What the task asks
Every line below is to be quoted exactly, with nothing added or dropped.

[BEGIN]

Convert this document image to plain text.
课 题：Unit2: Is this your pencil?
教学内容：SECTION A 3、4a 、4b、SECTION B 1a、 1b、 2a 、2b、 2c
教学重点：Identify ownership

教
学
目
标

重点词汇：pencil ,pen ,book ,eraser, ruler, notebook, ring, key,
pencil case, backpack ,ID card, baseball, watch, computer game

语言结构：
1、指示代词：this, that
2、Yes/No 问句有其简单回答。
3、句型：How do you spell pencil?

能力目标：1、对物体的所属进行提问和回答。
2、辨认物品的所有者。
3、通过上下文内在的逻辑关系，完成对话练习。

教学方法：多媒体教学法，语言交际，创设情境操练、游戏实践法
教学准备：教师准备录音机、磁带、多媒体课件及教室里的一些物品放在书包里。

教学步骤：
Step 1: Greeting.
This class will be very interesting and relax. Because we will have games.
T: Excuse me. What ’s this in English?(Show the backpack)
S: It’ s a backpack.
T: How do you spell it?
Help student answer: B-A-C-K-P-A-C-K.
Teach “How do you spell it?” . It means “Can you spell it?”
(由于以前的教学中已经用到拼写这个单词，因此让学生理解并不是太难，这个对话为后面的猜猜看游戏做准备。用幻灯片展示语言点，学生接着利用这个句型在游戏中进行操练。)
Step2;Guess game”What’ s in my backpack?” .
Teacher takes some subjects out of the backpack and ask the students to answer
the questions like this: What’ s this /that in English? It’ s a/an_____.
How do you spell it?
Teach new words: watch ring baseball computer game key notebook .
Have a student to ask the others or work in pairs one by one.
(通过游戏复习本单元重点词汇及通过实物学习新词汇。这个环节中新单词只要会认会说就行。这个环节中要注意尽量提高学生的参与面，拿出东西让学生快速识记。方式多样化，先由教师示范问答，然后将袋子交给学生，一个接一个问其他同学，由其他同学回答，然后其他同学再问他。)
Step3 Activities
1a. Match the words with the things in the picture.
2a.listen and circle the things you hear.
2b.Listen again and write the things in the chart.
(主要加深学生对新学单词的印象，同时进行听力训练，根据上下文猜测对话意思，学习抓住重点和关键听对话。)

[END]

Full output
Convert this document image to plain text.
课 题：Unit2: Is this your pencil?
教学内容：SECTION A 3、4a 、4b、SECTION B 1a、 1b、 2a 、2b、 2c
教学重点：Identify ownership

教
学
目
标

重点词汇：pencil ,pen ,book ,eraser, ruler, notebook, ring, key,
pencil case, backpack ,ID card, baseball, watch, computer game

语言结构：
1、指示代词：this, that
2、Yes/No 问句有其简单回答。
3、句型：How do you spell pencil?

能力目标：1、对物体的所属进行提问和回答。
2、辨认物品的所有者。
3、通过上下文内在的逻辑关系，完成对话练习。

教学方法：多媒体教学法，语言交际，创设情境操练、游戏实践法
教学准备：教师准备录音机、磁带、多媒体课件及教室里的一些物品放在书包里。

教学步骤：
Step 1: Greeting.
This class will be very interesting and relax. Because we will have games.
T: Excuse me. What ’s this in English?(Show the backpack)
S: It’ s a backpack.
T: How do you spell it?
Help student answer: B-A-C-K-P-A-C-K.
Teach “How do you spell it?” . It means “Can you spell it?”
(由于以前的教学中已经用到拼写这个单词，因此让学生理解并不是太难，这个对话为后面的猜猜看游戏做准备。用幻灯片展示语言点，学生接着利用这个句型在游戏中进行操练。)
Step2;Guess game”What’ s in my backpack?” .
Teacher takes some subjects out of the backpack and ask the students to answer
the questions like this: What’ s this /that in English? It’ s a/an_____.
How do you spell it?
Teach new words: watch ring baseball computer game key notebook .
Have a student to ask the others or work in pairs one by one.
(通过游戏复习本单元重点词汇及通过实物学习新词汇。这个环节中新单词只要会认会说就行。这个环节中要注意尽量提高学生的参与面，拿出东西让学生快速识记。方式多样化，先由教师示范问答，然后将袋子交给学生，一个接一个问其他同学，由其他同学回答，然后其他同学再问他。)
Step3 Activities
1a. Match the words with the things in the picture.
2a.listen and circle the things you hear.
2b.Listen again and write the things in the chart.
(主要加深学生对新学单词的印象，同时进行听力训练，根据上下文猜测对话意思，学习抓住重点和关键听对话。)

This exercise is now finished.